▶ [WORK REQUIRED] Quote the entries that follow exactly, leaving none out.

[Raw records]
** BEGIN **

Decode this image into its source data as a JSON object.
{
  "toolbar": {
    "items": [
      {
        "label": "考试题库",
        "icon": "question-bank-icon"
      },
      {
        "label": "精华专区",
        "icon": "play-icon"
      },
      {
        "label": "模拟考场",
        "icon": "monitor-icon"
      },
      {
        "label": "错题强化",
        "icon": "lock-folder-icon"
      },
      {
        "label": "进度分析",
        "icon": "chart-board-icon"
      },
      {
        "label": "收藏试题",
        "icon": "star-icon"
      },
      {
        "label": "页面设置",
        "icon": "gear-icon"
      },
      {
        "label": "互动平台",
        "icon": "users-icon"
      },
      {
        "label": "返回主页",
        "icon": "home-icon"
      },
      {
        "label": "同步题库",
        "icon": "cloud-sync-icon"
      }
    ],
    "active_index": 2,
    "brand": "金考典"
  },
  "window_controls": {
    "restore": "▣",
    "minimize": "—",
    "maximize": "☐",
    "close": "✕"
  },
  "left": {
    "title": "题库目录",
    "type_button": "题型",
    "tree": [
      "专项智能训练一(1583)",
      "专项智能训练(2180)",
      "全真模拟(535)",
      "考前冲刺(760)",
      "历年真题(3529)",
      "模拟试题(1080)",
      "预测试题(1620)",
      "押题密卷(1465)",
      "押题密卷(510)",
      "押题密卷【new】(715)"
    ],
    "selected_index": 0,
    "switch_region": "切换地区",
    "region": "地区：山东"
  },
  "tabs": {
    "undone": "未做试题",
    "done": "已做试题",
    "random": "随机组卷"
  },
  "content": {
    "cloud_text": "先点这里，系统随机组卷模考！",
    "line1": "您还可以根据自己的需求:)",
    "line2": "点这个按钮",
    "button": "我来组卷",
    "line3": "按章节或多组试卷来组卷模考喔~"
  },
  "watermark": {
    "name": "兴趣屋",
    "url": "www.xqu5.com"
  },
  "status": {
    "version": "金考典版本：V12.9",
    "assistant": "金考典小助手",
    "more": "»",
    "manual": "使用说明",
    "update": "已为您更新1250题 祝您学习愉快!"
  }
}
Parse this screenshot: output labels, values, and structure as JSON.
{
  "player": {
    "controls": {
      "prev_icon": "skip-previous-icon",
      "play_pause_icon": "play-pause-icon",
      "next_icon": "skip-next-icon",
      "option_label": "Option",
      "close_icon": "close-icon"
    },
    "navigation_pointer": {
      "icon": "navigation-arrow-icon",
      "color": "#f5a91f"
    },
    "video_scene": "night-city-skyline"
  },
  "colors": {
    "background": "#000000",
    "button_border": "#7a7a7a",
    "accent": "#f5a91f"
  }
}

** END **

▶ [EXERCISE OUTPUT]
Decode this image into its source data as a JSON object.
{
  "toolbar": {
    "items": [
      {
        "label": "考试题库",
        "icon": "question-bank-icon"
      },
      {
        "label": "精华专区",
        "icon": "play-icon"
      },
      {
        "label": "模拟考场",
        "icon": "monitor-icon"
      },
      {
        "label": "错题强化",
        "icon": "lock-folder-icon"
      },
      {
        "label": "进度分析",
        "icon": "chart-board-icon"
      },
      {
        "label": "收藏试题",
        "icon": "star-icon"
      },
      {
        "label": "页面设置",
        "icon": "gear-icon"
      },
      {
        "label": "互动平台",
        "icon": "users-icon"
      },
      {
        "label": "返回主页",
        "icon": "home-icon"
      },
      {
        "label": "同步题库",
        "icon": "cloud-sync-icon"
      }
    ],
    "active_index": 2,
    "brand": "金考典"
  },
  "window_controls": {
    "restore": "▣",
    "minimize": "—",
    "maximize": "☐",
    "close": "✕"
  },
  "left": {
    "title": "题库目录",
    "type_button": "题型",
    "tree": [
      "专项智能训练一(1583)",
      "专项智能训练(2180)",
      "全真模拟(535)",
      "考前冲刺(760)",
      "历年真题(3529)",
      "模拟试题(1080)",
      "预测试题(1620)",
      "押题密卷(1465)",
      "押题密卷(510)",
      "押题密卷【new】(715)"
    ],
    "selected_index": 0,
    "switch_region": "切换地区",
    "region": "地区：山东"
  },
  "tabs": {
    "undone": "未做试题",
    "done": "已做试题",
    "random": "随机组卷"
  },
  "content": {
    "cloud_text": "先点这里，系统随机组卷模考！",
    "line1": "您还可以根据自己的需求:)",
    "line2": "点这个按钮",
    "button": "我来组卷",
    "line3": "按章节或多组试卷来组卷模考喔~"
  },
  "watermark": {
    "name": "兴趣屋",
    "url": "www.xqu5.com"
  },
  "status": {
    "version": "金考典版本：V12.9",
    "assistant": "金考典小助手",
    "more": "»",
    "manual": "使用说明",
    "update": "已为您更新1250题 祝您学习愉快!"
  }
}
Parse this screenshot: output labels, values, and structure as JSON.
{
  "player": {
    "controls": {
      "prev_icon": "skip-previous-icon",
      "play_pause_icon": "play-pause-icon",
      "next_icon": "skip-next-icon",
      "option_label": "Option",
      "close_icon": "close-icon"
    },
    "navigation_pointer": {
      "icon": "navigation-arrow-icon",
      "color": "#f5a91f"
    },
    "video_scene": "night-city-skyline"
  },
  "colors": {
    "background": "#000000",
    "button_border": "#7a7a7a",
    "accent": "#f5a91f"
  }
}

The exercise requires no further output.